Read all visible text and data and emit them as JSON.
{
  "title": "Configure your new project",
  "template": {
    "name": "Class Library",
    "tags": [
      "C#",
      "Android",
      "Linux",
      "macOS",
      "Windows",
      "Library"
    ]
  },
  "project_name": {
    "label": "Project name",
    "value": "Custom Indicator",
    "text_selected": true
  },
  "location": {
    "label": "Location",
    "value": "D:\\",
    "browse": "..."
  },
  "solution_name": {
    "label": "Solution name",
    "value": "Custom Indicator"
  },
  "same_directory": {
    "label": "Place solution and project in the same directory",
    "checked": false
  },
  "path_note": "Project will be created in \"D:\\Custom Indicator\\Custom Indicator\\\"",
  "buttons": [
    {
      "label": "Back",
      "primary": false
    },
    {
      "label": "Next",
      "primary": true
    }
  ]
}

# Task objective
Each record must be returned exactly as it is written.

# Problem solution
Read all visible text and data and emit them as JSON.
{
  "title": "Configure your new project",
  "template": {
    "name": "Class Library",
    "tags": [
      "C#",
      "Android",
      "Linux",
      "macOS",
      "Windows",
      "Library"
    ]
  },
  "project_name": {
    "label": "Project name",
    "value": "Custom Indicator",
    "text_selected": true
  },
  "location": {
    "label": "Location",
    "value": "D:\\",
    "browse": "..."
  },
  "solution_name": {
    "label": "Solution name",
    "value": "Custom Indicator"
  },
  "same_directory": {
    "label": "Place solution and project in the same directory",
    "checked": false
  },
  "path_note": "Project will be created in \"D:\\Custom Indicator\\Custom Indicator\\\"",
  "buttons": [
    {
      "label": "Back",
      "primary": false
    },
    {
      "label": "Next",
      "primary": true
    }
  ]
}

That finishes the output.